Document text
Typical of their brethren everywhere, even a century after the fact many railroaders still called certain southern Michigan branchline segments “the Air Line.” But unlike many such monikers elsewhere for short-cuts or straight-track segments, this one had an ancestor with that actual name. The Michigan Air Line Railroad was planned to link the Canada Southern — which went from Buffalo, N.Y., across Ontario — with Chicago, using a ferry across the St. Clair River between Canada and the U.S.

 

In 1868, CASO and the Grand Trunk Railway, chartered in Michigan and Indiana, formed the Michigan Air Line, which opened in February 1871 from the Michigan Central hub of Niles, Mich., east to Jackson. It was leased to MC as part of a shorter Chicago-Detroit route. Also opened was a route from Romeo, Mich., east to Richmond. The Michigan Midland & Canada, chartered in 1872 to continue east from Richmond to St. Clair, Mich., on its namesake river, opened in 1873 as part of the CASO. Owing to financial problems, the Jackson-Pontiac-Romeo segment was not built.

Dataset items
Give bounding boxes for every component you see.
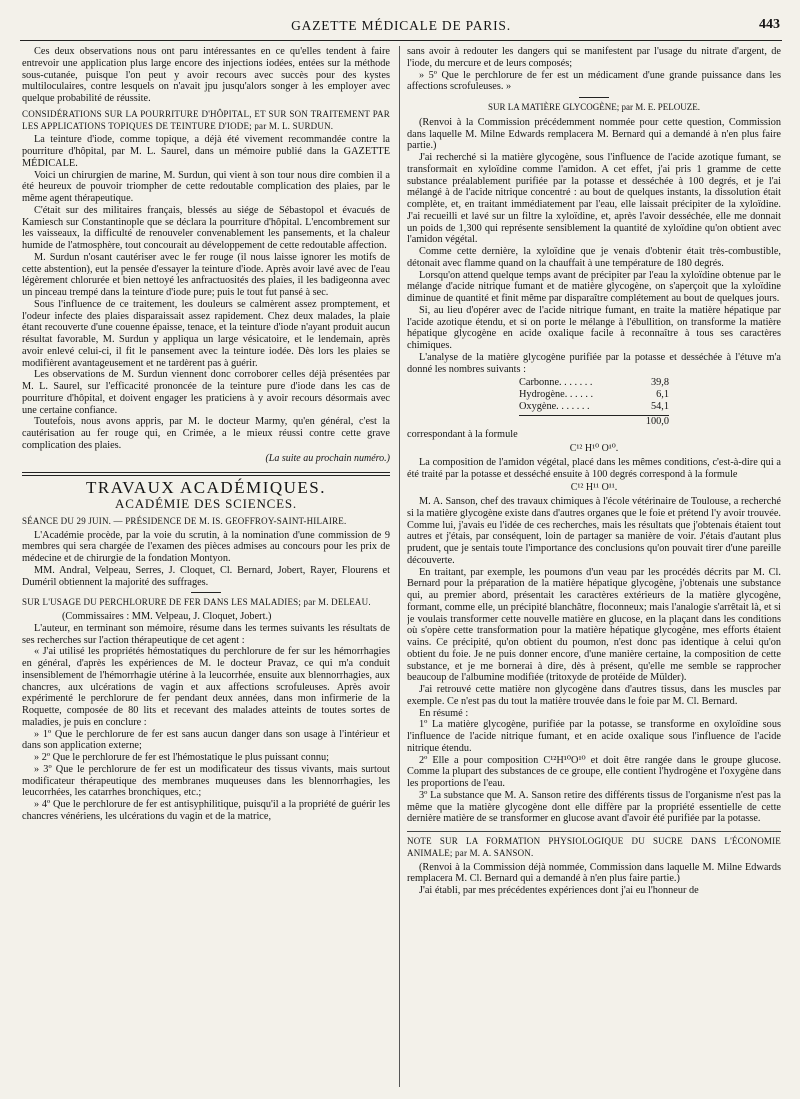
- element-value: 54,1: [650, 400, 669, 412]
- element-value: 6,1: [656, 389, 669, 400]
- sanson-article-title: NOTE SUR LA FORMATION PHYSIOLOGIQUE DU SUCRE DANS L'ÉCONOMIE ANIMALE; par M. A. SANSON.: [407, 836, 781, 858]
- element-name: Carbonne. . . . . . .: [519, 377, 593, 389]
- surdun-paragraph: Les observations de M. Surdun viennent donc corroborer celles déjà présentées par M. L. Saurel, sur l'efficacité prononcée de la teinture pure d'iode dans les cas de pourriture d'hôpital, et doivent engager les praticiens à y avoir recours désormais avec une certaine confiance.: [22, 369, 390, 416]
- surdun-paragraph: C'était sur des militaires français, blessés au siége de Sébastopol et évacués de Kamiesch sur Constantinople que se déclara la pourriture d'hôpital. L'encombrement sur les vaisseaux, la difficulté de renouveler convenablement les pansements, et la chaleur humide de l'atmosphère, tout concourait au développement de cette redoutable affection.: [22, 204, 390, 251]
- pelouze-article-title: SUR LA MATIÈRE GLYCOGÈNE; par M. E. PELOUZE.: [487, 102, 701, 112]
- pelouze-paragraph: J'ai recherché si la matière glycogène, sous l'influence de l'acide azotique fumant, se transformait en xyloïdine comme l'amidon. A cet effet, j'ai pris 1 gramme de cette substance préalablement purifiée par la potasse et desséchée à 100 degrés, et je l'ai mélangé à de l'acide nitrique concentré : au bout de quelques instants, la dissolution était complète, et, en traitant immédiatement par l'eau, elle laissait précipiter de la xyloïdine. J'ai recueilli et lavé sur un filtre la xyloïdine, et, après l'avoir desséchée, elle me donnait un poids de 1,300 qui représente sensiblement la quantité de xyloïdine qu'on obtient avec l'amidon végétal.: [407, 152, 781, 246]
- surdun-paragraph: Toutefois, nous avons appris, par M. le docteur Marmy, qu'en général, c'est la cautérisation au fer rouge qui, en Crimée, a le mieux réussi contre cette grave complication des plaies.: [22, 416, 390, 451]
- element-value: 39,8: [650, 377, 669, 389]
- left-column: [22, 46, 390, 1089]
- page-number: 443: [759, 17, 780, 32]
- short-rule: [579, 97, 609, 98]
- formula-amidon: C¹² H¹¹ O¹¹.: [570, 482, 618, 494]
- continued-note: (La suite au prochain numéro.): [265, 452, 390, 464]
- commissaires-note: (Commissaires : MM. Velpeau, J. Cloquet, Jobert.): [62, 611, 272, 622]
- sanson-paragraph: J'ai retrouvé cette matière non glycogène dans d'autres tissus, dans les muscles par exemple. Ce n'est pas du tout la matière trouvée dans le foie par M. Cl. Bernard.: [407, 684, 781, 707]
- deleau-article-title: SUR L'USAGE DU PERCHLORURE DE FER DANS LES MALADIES; par M. DELEAU.: [22, 597, 371, 608]
- right-column: [407, 46, 781, 1089]
- surdun-article-title: CONSIDÉRATIONS SUR LA POURRITURE D'HÔPITAL, ET SUR SON TRAITEMENT PAR LES APPLICATIONS TOPIQUES DE TEINTURE D'IODE; par M. L. SURDUN.: [22, 108, 390, 131]
- starch-paragraph: La composition de l'amidon végétal, placé dans les mêmes conditions, c'est-à-dire qui a été traité par la potasse et desséché ensuite à 100 degrés correspond à la formule: [407, 456, 781, 480]
- section-rule: [22, 472, 390, 473]
- deleau-paragraph: L'auteur, en terminant son mémoire, résume dans les termes suivants les résultats de ses recherches sur l'action thérapeutique de cet agent :: [22, 622, 390, 646]
- surdun-paragraph: Sous l'influence de ce traitement, les douleurs se calmèrent assez promptement, et l'odeur infecte des plaies disparaissait assez rapidement. Chez deux malades, la plaie étant recouverte d'une couenne épaisse, tenace, et la teinture d'iode n'ayant produit aucun résultat favorable, M. Surdun y appliqua un large vésicatoire, et le lendemain, après avoir enlevé celui-ci, il fit le pansement avec la teinture iodée. Dès lors les plaies se modifièrent avantageusement et ne tardèrent pas à guérir.: [22, 298, 390, 369]
- composition-row: [519, 401, 669, 413]
- seance-heading: SÉANCE DU 29 JUIN. — PRÉSIDENCE DE M. IS. GEOFFROY-SAINT-HILAIRE.: [22, 515, 347, 526]
- pelouze-paragraph: (Renvoi à la Commission précédemment nommée pour cette question, Commission dans laquelle M. Milne Edwards remplacera M. Bernard qui a demandé à n'en plus faire partie.): [407, 116, 781, 152]
- sanson-note-paragraph: (Renvoi à la Commission déjà nommée, Commission dans laquelle M. Milne Edwards remplacera M. Cl. Bernard qui a demandé à n'en plus faire partie.): [407, 861, 781, 885]
- pelouze-paragraph: Si, au lieu d'opérer avec de l'acide nitrique fumant, en traite la matière hépatique par l'acide azotique étendu, et si on porte le mélange à l'ébullition, on transforme la matière hépatique glycogène en acide oxalique facile à reconnaître à tous ses caractères chimiques.: [407, 304, 781, 351]
- academy-paragraph: MM. Andral, Velpeau, Serres, J. Cloquet, Cl. Bernard, Jobert, Rayer, Flourens et Duméril obtiennent la majorité des suffrages.: [22, 564, 390, 588]
- short-rule: [191, 592, 221, 593]
- surdun-paragraph: M. Surdun n'osant cautériser avec le fer rouge (il nous laisse ignorer les motifs de cette abstention), eut la pensée d'essayer la teinture d'iode. Après avoir lavé avec de l'eau légèrement chlorurée et bien nettoyé les anfractuosités des plaies, il les badigeonna avec un pinceau trempé dans la teinture d'iode pure; puis le tout fut pansé à sec.: [22, 251, 390, 298]
- composition-table: [519, 377, 781, 427]
- element-name: Oxygène. . . . . . .: [519, 400, 590, 412]
- page-header: [20, 14, 782, 41]
- sanson-paragraph: 2º Elle a pour composition C¹²H¹⁰O¹⁰ et doit être rangée dans le groupe glucose. Comme la plupart des substances de ce groupe, elle contient l'hydrogène et l'oxygène dans les proportions de l'eau.: [407, 754, 781, 789]
- surdun-paragraph: La teinture d'iode, comme topique, a déjà été vivement recommandée contre la pourriture d'hôpital, par M. L. Saurel, dans un mémoire publié dans la GAZETTE MÉDICALE.: [22, 134, 390, 169]
- formula-glycogene: C¹² H¹⁰ O¹⁰.: [569, 443, 619, 454]
- section-rule-thin: [22, 475, 390, 476]
- sanson-paragraph: 1º La matière glycogène, purifiée par la potasse, se transforme en oxyloïdine sous l'influence de l'acide nitrique fumant, et en acide oxalique sous l'influence de l'acide nitrique étendu.: [407, 719, 781, 754]
- element-name: Hydrogène. . . . . .: [519, 389, 594, 400]
- section-title: TRAVAUX ACADÉMIQUES.: [85, 478, 326, 498]
- column-divider: [399, 46, 400, 1087]
- composition-row: [519, 377, 669, 389]
- academy-paragraph: L'Académie procède, par la voie du scrutin, à la nomination d'une commission de 9 membres qui sera chargée de l'examen des pièces admises au concours pour les prix de médecine et de chirurgie de la fondation Montyon.: [22, 529, 390, 564]
- section-rule: [407, 831, 781, 832]
- sanson-paragraph: 3º La substance que M. A. Sanson retire des différents tissus de l'organisme n'est pas la même que la matière glycogène dont elle diffère par la propriété essentielle de cette dernière matière de se transformer en glucose avant d'avoir été purifiée par la potasse.: [407, 789, 781, 825]
- running-title: GAZETTE MÉDICALE DE PARIS.: [291, 18, 511, 33]
- continuation-paragraph: sans avoir à redouter les dangers qui se manifestent par l'usage du nitrate d'argent, de l'iode, du mercure et de leurs composés;: [407, 46, 781, 69]
- formula-lead: correspondant à la formule: [407, 429, 518, 441]
- sanson-paragraph: M. A. Sanson, chef des travaux chimiques à l'école vétérinaire de Toulouse, a recherché si la matière glycogène existe dans d'autres organes que le foie et prétend l'y avoir trouvée. Comme lui, j'avais eu l'idée de ces recherches, mais les résultats que j'obtenais étaient tout autres et j'étais, par conséquent, loin de partager sa manière de voir. J'étais d'autant plus prudent, que je sentais toute l'importance des conclusions qu'on pouvait tirer d'une pareille découverte.: [407, 496, 781, 566]
- conclusion-point: » 5º Que le perchlorure de fer est un médicament d'une grande puissance dans les affections scrofuleuses. »: [407, 69, 781, 93]
- intro-paragraph: Ces deux observations nous ont paru intéressantes en ce qu'elles tendent à faire entrevoir une application plus large encore des injections iodées, entées sur la méthode sous-cutanée, puisque l'on peut y avoir recours avec succès pour des kystes multiloculaires, contre lesquels on n'avait jpu jusqu'alors songer à les employer avec quelque probabilité de réussite.: [22, 46, 390, 104]
- sanson-paragraph: En traitant, par exemple, les poumons d'un veau par les procédés décrits par M. Cl. Bernard pour la préparation de la matière hépatique glycogène, j'obtenais une substance qui, au premier abord, présentait les caractères extérieurs de la matière glycogène, formant, comme elle, un précipité blanchâtre, floconneux; mais l'analogie s'arrêtait là, et si je voulais transformer cette nouvelle matière en glucose, en la plaçant dans les conditions où s'opère cette transformation pour la matière hépatique glycogène, mes efforts étaient vains. Ce précipité, qu'on obtient du poumon, n'est donc pas identique à celui qu'on obtient du foie. Je ne puis donner encore, d'une manière certaine, la composition de cette substance, et je me bornerai à dire, dès à présent, qu'elle me semble se rapprocher beaucoup de l'albumine modifiée (tritoxyde de protéide de Mülder).: [407, 566, 781, 684]
- deleau-paragraph: » 3º Que le perchlorure de fer est un modificateur des tissus vivants, mais surtout modificateur thérapeutique des membranes muqueuses dans les blennorrhagies, les leucorrhées, les catarrhes bronchiques, etc.;: [22, 763, 390, 799]
- pelouze-paragraph: Comme cette dernière, la xyloïdine que je venais d'obtenir était très-combustible, détonait avec flamme quand on la chauffait à une température de 180 degrés.: [407, 246, 781, 269]
- deleau-paragraph: » 1º Que le perchlorure de fer est sans aucun danger dans son usage à l'intérieur et dans son application externe;: [22, 728, 390, 752]
- surdun-paragraph: Voici un chirurgien de marine, M. Surdun, qui vient à son tour nous dire combien il a été heureux de pouvoir triompher de cette redoutable complication des plaies, par le même agent thérapeutique.: [22, 169, 390, 204]
- deleau-paragraph: » 2º Que le perchlorure de fer est l'hémostatique le plus puissant connu;: [34, 752, 329, 763]
- composition-row: [519, 389, 669, 401]
- deleau-paragraph: » 4º Que le perchlorure de fer est antisyphilitique, puisqu'il a la propriété de guérir les chancres vénériens, les ulcérations du vagin et de la matrice,: [22, 799, 390, 822]
- pelouze-paragraph: Lorsqu'on attend quelque temps avant de précipiter par l'eau la xyloïdine obtenue par le mélange d'acide nitrique fumant et de matière glycogène, on s'aperçoit que la xyloïdine diminue de quantité et finit même par disparaître complétement au bout de quelques jours.: [407, 269, 781, 304]
- sanson-note-paragraph: J'ai établi, par mes précédentes expériences dont j'ai eu l'honneur de: [419, 885, 699, 896]
- composition-total: 100,0: [519, 415, 669, 428]
- sanson-paragraph: En résumé :: [419, 707, 469, 719]
- deleau-paragraph: « J'ai utilisé les propriétés hémostatiques du perchlorure de fer sur les hémorrhagies en général, d'après les expériences de M. le docteur Pravaz, ce qui m'a conduit insensiblement de l'hémorrhagie utérine à la leucorrhée, ensuite aux blennorrhagies, aux chancres, aux ulcérations de vagin et aux affections scrofuleuses. Après avoir expérimenté le perchlorure de fer pendant deux années, dans mon infirmerie de la Roquette, composée de 80 lits et recevant des malades atteints de toutes sortes de maladies, je puis en conclure :: [22, 646, 390, 728]
- pelouze-paragraph: L'analyse de la matière glycogène purifiée par la potasse et desséchée à l'étuve m'a donné les nombres suivants :: [407, 351, 781, 375]
- academy-title: ACADÉMIE DES SCIENCES.: [115, 496, 297, 511]
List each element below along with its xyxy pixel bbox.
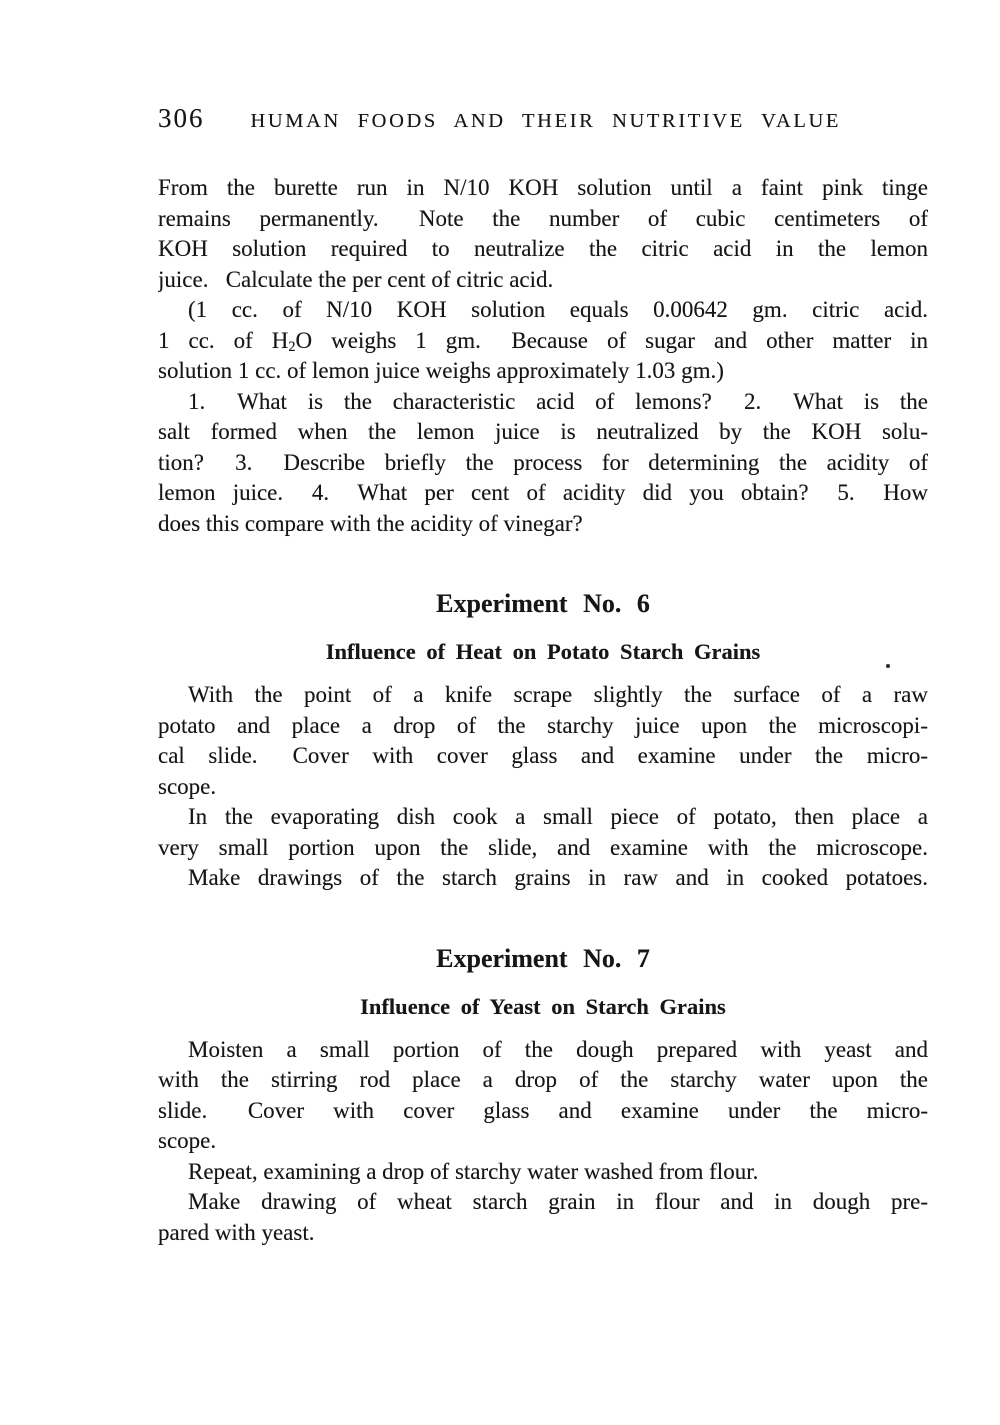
experiment-6-heading: Experiment No. 6 <box>436 589 650 618</box>
scan-speck-artifact <box>886 664 890 668</box>
text-line: Make drawing of wheat starch grain in flour and in dough pre- <box>188 1189 928 1214</box>
text-line: (1 cc. of N/10 KOH solution equals 0.00642 gm. citric acid. <box>188 297 928 322</box>
paragraph-yeast-dough <box>158 1035 928 1157</box>
paragraph-cooked-potato <box>158 802 928 863</box>
text-line: scope. <box>158 1128 217 1153</box>
text-line: remains permanently. Note the number of cubic centimeters of <box>158 205 928 231</box>
text-line: From the burette run in N/10 KOH solution until a faint pink tinge <box>158 175 928 200</box>
text-line: salt formed when the lemon juice is neutralized by the KOH solu- <box>158 419 928 444</box>
text-line: KOH solution required to neutralize the citric acid in the lemon <box>158 236 928 261</box>
text-segment: O weighs 1 gm. Because of sugar and other matter in <box>295 327 928 353</box>
running-title: HUMAN FOODS AND THEIR NUTRITIVE VALUE <box>250 110 841 132</box>
text-line: tion? 3. Describe briefly the process for determining the acidity of <box>158 449 928 475</box>
paragraph-make-drawings-potato <box>158 863 928 894</box>
text-line: slide. Cover with cover glass and examine under the micro- <box>158 1097 928 1123</box>
text-segment: 1 cc. of H <box>158 327 289 353</box>
text-line: In the evaporating dish cook a small piece of potato, then place a <box>188 804 928 829</box>
text-line: solution 1 cc. of lemon juice weighs approximately 1.03 gm.) <box>158 358 724 383</box>
experiment-7-heading: Experiment No. 7 <box>436 943 650 973</box>
paragraph-raw-potato <box>158 680 928 802</box>
text-line: With the point of a knife scrape slightly the surface of a raw <box>188 682 928 707</box>
text-line: Moisten a small portion of the dough prepared with yeast and <box>188 1036 928 1062</box>
text-line: 1. What is the characteristic acid of lemons? 2. What is the <box>188 388 928 414</box>
text-line: cal slide. Cover with cover glass and examine under the micro- <box>158 743 928 768</box>
paragraph-make-drawing-wheat <box>158 1187 928 1248</box>
experiment-7-subheading: Influence of Yeast on Starch Grains <box>360 993 726 1019</box>
text-line: potato and place a drop of the starchy juice upon the microscopi- <box>158 712 928 738</box>
page-number: 306 <box>158 103 205 133</box>
text-line: Make drawings of the starch grains in raw and in cooked potatoes. <box>188 865 928 890</box>
text-line: does this compare with the acidity of vinegar? <box>158 510 583 536</box>
paragraph-review-questions <box>158 387 928 540</box>
text-block <box>158 103 928 1248</box>
text-line: scope. <box>158 773 217 799</box>
text-line: very small portion upon the slide, and examine with the microscope. <box>158 834 928 860</box>
text-line: juice. Calculate the per cent of citric acid. <box>158 266 554 292</box>
paragraph-koh-titration <box>158 173 928 295</box>
text-line: with the stirring rod place a drop of the starchy water upon the <box>158 1067 928 1092</box>
text-line: pared with yeast. <box>158 1219 315 1245</box>
paragraph-repeat-flour <box>158 1157 928 1188</box>
text-line: lemon juice. 4. What per cent of acidity did you obtain? 5. How <box>158 480 928 505</box>
running-header <box>158 103 928 134</box>
text-line-with-subscript <box>158 326 928 357</box>
text-line: Repeat, examining a drop of starchy water washed from flour. <box>188 1158 759 1184</box>
experiment-6-subheading: Influence of Heat on Potato Starch Grains <box>325 639 761 664</box>
paragraph-conversion-note <box>158 295 928 387</box>
subscript-2: 2 <box>288 338 296 355</box>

Goals
[1] Using the Michigan Air Line passage, decide whether each statement agrees with it: (a) The Michigan Air Line opened in February 1871 between Niles and Jackson. (b) The Jackson-Pontiac-Romeo segment was finished in 1873. (c) The Michigan Midland & Canada received its charter in 1872. Answer yes or no for each and quote the words that settle it.
[2] According to the Michigan Air Line passage, why was the Jackson-Pontiac-Romeo segment left unbuilt? Answer in one to three sentences.
The listing has no connection to the Michigan Air Line passage.

Outputs in order
[1]
(a) Yes: "opened in February 1871 from the Michigan Central hub of Niles, Mich., east to Jackson"
(b) No: "the Jackson-Pontiac-Romeo segment was not built"
(c) Yes: "chartered in 1872 to continue east from Richmond to St. Clair"

[2] Financial problems kept the Jackson-Pontiac-Romeo segment from being built.